EXERCISE DESCRIPTION: Filter the entries below, keeping only lines with the word "text".

STORED RECORDS:
▼
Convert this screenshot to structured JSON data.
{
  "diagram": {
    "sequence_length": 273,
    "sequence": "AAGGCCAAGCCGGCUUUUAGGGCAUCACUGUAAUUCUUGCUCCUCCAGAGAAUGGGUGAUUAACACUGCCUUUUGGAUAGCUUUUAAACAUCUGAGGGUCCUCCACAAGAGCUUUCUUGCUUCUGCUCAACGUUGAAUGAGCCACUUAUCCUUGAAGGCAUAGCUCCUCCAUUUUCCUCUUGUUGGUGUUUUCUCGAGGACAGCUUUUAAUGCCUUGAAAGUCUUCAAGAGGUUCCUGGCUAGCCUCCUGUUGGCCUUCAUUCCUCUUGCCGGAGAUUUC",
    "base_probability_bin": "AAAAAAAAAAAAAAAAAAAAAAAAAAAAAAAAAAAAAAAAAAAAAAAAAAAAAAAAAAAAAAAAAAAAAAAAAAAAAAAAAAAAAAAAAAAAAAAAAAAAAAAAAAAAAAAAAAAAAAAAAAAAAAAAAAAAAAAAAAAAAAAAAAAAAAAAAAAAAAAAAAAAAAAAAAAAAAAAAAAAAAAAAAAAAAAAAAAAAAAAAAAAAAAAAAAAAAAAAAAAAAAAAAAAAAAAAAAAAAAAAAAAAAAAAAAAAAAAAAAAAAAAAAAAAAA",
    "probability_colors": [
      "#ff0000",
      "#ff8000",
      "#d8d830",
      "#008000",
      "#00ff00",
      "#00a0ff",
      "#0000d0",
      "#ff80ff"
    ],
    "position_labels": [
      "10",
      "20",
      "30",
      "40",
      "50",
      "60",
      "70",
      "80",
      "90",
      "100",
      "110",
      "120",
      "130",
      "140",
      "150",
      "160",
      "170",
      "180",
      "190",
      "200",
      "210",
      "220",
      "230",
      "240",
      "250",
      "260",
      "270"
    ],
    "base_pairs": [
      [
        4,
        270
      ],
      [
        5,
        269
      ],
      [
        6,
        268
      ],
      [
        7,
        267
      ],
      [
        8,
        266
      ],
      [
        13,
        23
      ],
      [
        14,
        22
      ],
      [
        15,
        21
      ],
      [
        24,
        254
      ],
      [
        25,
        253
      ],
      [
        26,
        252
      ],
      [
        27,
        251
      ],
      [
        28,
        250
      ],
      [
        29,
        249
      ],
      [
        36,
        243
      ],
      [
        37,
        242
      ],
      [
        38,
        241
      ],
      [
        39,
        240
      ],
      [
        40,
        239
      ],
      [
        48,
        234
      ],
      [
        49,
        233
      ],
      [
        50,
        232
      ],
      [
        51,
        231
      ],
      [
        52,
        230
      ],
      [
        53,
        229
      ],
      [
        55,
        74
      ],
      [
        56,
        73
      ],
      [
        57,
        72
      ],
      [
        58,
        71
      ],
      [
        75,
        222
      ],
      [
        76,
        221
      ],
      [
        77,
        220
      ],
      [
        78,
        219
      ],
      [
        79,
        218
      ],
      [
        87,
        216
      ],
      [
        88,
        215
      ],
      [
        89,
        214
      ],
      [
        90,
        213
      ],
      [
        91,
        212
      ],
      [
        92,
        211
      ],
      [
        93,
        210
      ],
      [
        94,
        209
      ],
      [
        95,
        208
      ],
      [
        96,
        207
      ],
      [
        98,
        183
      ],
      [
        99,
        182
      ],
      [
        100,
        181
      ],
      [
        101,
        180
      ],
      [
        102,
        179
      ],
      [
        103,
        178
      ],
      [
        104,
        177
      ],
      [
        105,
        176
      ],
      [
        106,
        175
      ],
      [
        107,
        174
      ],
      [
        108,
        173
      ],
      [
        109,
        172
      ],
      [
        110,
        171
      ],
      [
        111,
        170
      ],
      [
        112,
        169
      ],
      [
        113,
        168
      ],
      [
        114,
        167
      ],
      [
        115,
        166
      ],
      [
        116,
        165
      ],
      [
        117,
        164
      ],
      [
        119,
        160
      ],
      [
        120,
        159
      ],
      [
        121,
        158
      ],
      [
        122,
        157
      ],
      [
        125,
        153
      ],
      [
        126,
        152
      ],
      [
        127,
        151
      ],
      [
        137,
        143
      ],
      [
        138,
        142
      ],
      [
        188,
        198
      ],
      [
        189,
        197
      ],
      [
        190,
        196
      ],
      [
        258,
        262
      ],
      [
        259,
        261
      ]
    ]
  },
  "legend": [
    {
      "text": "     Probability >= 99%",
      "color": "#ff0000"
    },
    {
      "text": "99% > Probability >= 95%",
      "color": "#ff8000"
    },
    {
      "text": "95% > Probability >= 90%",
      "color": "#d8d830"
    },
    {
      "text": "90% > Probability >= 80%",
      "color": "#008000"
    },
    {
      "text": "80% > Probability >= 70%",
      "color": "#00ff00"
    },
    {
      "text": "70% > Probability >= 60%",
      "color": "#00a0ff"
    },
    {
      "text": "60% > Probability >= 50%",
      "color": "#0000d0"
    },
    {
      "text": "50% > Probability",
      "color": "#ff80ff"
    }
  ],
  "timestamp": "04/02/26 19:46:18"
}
▲
SOLUTION TO THE PROBLEM:
      "text": "     Probability >= 99%",
      "text": "99% > Probability >= 95%",
      "text": "95% > Probability >= 90%",
      "text": "90% > Probability >= 80%",
      "text": "80% > Probability >= 70%",
      "text": "70% > Probability >= 60%",
      "text": "60% > Probability >= 50%",
      "text": "50% > Probability",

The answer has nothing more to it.